Records -

------------------------------------------------

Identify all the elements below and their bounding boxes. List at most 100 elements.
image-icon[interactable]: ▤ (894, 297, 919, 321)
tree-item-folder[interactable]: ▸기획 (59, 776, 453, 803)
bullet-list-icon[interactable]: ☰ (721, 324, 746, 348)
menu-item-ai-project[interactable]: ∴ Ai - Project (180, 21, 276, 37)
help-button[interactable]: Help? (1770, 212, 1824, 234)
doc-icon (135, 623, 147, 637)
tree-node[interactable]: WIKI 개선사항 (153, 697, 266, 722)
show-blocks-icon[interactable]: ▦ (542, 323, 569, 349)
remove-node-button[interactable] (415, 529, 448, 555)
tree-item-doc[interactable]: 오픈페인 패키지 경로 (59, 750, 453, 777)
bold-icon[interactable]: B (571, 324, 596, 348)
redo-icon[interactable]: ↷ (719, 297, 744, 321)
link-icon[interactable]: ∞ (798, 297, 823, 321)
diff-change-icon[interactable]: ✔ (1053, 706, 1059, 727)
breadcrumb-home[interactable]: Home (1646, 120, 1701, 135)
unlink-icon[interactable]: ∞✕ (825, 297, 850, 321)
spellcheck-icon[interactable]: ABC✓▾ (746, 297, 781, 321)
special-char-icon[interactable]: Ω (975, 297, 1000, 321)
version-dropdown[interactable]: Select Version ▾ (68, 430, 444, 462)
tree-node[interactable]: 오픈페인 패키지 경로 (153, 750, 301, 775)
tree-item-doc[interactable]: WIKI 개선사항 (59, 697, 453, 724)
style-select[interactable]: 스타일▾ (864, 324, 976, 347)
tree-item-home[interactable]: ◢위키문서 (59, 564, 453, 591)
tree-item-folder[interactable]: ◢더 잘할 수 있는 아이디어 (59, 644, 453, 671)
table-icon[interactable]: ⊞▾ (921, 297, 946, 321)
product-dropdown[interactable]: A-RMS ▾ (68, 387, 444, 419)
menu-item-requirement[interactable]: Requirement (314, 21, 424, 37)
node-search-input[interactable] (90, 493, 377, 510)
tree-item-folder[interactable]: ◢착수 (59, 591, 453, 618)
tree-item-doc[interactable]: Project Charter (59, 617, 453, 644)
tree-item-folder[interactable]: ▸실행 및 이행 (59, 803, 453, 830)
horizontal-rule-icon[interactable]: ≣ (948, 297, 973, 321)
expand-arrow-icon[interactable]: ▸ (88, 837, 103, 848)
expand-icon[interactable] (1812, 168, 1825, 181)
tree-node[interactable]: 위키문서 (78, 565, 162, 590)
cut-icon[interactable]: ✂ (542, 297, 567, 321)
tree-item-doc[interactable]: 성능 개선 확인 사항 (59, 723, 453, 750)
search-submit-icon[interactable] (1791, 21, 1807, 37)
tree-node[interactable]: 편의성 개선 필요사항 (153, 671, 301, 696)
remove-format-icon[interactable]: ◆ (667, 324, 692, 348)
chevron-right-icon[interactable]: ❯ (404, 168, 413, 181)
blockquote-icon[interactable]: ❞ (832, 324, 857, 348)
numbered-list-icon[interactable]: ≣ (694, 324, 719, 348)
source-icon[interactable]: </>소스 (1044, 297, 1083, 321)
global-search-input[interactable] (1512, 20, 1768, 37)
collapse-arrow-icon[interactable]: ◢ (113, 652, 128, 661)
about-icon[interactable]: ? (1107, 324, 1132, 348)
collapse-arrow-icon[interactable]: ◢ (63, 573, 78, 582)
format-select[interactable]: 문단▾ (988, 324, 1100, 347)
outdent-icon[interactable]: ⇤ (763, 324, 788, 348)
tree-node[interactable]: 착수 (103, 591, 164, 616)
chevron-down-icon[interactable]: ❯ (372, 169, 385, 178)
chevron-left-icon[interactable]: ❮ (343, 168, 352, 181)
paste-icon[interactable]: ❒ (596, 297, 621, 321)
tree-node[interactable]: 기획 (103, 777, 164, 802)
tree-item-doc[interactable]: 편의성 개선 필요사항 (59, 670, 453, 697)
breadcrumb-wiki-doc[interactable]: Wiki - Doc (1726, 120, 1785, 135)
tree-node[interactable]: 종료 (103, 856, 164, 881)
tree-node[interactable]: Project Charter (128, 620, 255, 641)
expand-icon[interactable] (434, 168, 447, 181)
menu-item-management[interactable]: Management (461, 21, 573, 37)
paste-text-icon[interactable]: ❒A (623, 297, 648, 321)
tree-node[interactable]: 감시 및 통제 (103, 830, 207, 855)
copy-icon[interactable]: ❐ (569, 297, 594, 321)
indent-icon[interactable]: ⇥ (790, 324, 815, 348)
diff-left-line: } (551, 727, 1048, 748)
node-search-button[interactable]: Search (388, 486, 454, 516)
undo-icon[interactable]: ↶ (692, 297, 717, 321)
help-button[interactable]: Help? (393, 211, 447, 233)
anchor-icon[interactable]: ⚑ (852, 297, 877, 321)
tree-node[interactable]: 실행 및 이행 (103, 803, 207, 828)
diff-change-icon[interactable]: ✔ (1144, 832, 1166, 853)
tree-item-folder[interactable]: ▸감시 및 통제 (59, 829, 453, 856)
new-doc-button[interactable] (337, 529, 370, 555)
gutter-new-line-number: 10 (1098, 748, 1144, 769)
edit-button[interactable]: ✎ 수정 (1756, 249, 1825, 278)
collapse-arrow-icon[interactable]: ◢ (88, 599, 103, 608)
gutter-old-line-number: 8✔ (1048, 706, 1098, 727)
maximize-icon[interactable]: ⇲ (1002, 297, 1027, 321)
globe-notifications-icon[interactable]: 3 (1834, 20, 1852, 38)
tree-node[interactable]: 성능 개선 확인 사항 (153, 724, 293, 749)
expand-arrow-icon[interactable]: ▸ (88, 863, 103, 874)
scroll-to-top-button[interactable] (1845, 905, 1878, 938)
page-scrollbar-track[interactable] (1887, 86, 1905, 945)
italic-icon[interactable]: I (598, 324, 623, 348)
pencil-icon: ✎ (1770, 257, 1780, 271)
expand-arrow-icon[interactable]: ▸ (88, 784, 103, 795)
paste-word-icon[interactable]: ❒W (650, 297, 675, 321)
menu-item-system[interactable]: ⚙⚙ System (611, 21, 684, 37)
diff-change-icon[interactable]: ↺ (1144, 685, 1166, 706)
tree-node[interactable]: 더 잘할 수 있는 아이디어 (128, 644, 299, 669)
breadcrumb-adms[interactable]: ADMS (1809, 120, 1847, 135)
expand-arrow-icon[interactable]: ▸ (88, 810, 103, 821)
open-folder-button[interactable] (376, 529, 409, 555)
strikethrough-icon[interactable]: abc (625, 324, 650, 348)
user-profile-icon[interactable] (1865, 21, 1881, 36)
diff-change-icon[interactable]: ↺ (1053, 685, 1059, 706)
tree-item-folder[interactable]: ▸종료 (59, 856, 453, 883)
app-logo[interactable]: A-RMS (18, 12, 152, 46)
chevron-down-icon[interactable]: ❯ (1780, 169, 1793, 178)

------------------------------------------------

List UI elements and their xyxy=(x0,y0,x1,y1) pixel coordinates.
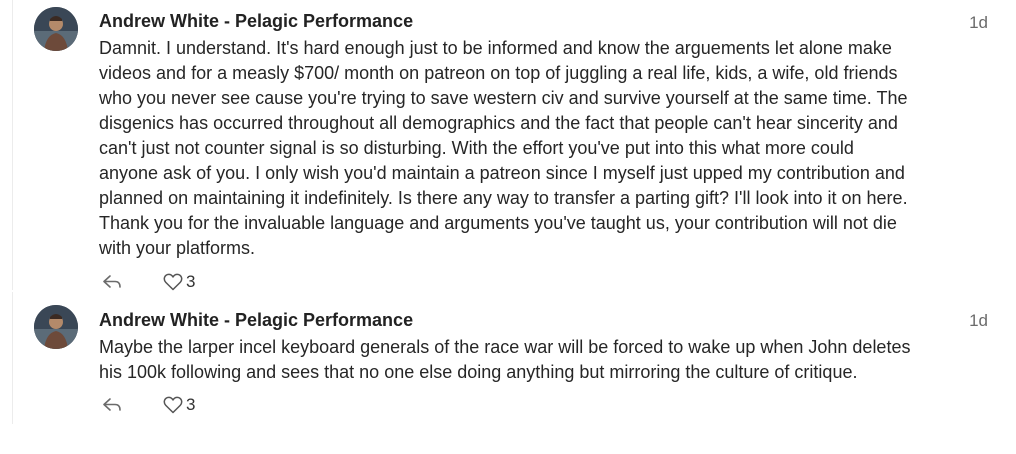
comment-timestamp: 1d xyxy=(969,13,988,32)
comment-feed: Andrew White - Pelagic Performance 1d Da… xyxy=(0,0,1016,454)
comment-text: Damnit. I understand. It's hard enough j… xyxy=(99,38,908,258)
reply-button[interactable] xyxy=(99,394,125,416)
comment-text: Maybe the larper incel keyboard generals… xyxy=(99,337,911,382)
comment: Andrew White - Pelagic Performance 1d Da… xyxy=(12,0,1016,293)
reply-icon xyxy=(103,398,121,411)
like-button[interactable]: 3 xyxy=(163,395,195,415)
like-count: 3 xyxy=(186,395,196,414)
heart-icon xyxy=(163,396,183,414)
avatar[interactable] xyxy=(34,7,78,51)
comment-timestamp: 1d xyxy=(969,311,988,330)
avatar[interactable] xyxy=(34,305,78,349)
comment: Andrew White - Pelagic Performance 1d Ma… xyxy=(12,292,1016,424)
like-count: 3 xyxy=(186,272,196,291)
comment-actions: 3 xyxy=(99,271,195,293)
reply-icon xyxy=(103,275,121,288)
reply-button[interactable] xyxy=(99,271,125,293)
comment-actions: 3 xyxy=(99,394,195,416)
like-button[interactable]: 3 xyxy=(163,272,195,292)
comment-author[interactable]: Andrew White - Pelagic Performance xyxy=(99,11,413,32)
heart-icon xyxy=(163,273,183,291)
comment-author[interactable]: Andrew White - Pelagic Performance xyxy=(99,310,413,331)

------------------------------------------------

What you will do - Copy the material from the line with "Identify all the" up to and including the line with "tree-node[interactable]: 위키문서 (78, 565, 162, 590)", putting "tree-item-page" in place of each "tree-item-doc" and leaving everything else as it is. Give only those lines.

Response -
Identify all the elements below and their bounding boxes. List at most 100 elements.
image-icon[interactable]: ▤ (894, 297, 919, 321)
tree-item-folder[interactable]: ▸기획 (59, 776, 453, 803)
bullet-list-icon[interactable]: ☰ (721, 324, 746, 348)
menu-item-ai-project[interactable]: ∴ Ai - Project (180, 21, 276, 37)
help-button[interactable]: Help? (1770, 212, 1824, 234)
doc-icon (135, 623, 147, 637)
tree-node[interactable]: WIKI 개선사항 (153, 697, 266, 722)
show-blocks-icon[interactable]: ▦ (542, 323, 569, 349)
remove-node-button[interactable] (415, 529, 448, 555)
tree-item-page[interactable]: 오픈페인 패키지 경로 (59, 750, 453, 777)
bold-icon[interactable]: B (571, 324, 596, 348)
redo-icon[interactable]: ↷ (719, 297, 744, 321)
link-icon[interactable]: ∞ (798, 297, 823, 321)
diff-change-icon[interactable]: ✔ (1053, 706, 1059, 727)
breadcrumb-home[interactable]: Home (1646, 120, 1701, 135)
unlink-icon[interactable]: ∞✕ (825, 297, 850, 321)
spellcheck-icon[interactable]: ABC✓▾ (746, 297, 781, 321)
special-char-icon[interactable]: Ω (975, 297, 1000, 321)
version-dropdown[interactable]: Select Version ▾ (68, 430, 444, 462)
tree-node[interactable]: 오픈페인 패키지 경로 (153, 750, 301, 775)
tree-item-page[interactable]: WIKI 개선사항 (59, 697, 453, 724)
style-select[interactable]: 스타일▾ (864, 324, 976, 347)
tree-item-home[interactable]: ◢위키문서 (59, 564, 453, 591)
tree-item-folder[interactable]: ◢더 잘할 수 있는 아이디어 (59, 644, 453, 671)
table-icon[interactable]: ⊞▾ (921, 297, 946, 321)
product-dropdown[interactable]: A-RMS ▾ (68, 387, 444, 419)
menu-item-requirement[interactable]: Requirement (314, 21, 424, 37)
node-search-input[interactable] (90, 493, 377, 510)
tree-item-folder[interactable]: ◢착수 (59, 591, 453, 618)
tree-item-page[interactable]: Project Charter (59, 617, 453, 644)
tree-item-folder[interactable]: ▸실행 및 이행 (59, 803, 453, 830)
horizontal-rule-icon[interactable]: ≣ (948, 297, 973, 321)
expand-arrow-icon[interactable]: ▸ (88, 837, 103, 848)
expand-icon[interactable] (1812, 168, 1825, 181)
tree-node[interactable]: 위키문서 (78, 565, 162, 590)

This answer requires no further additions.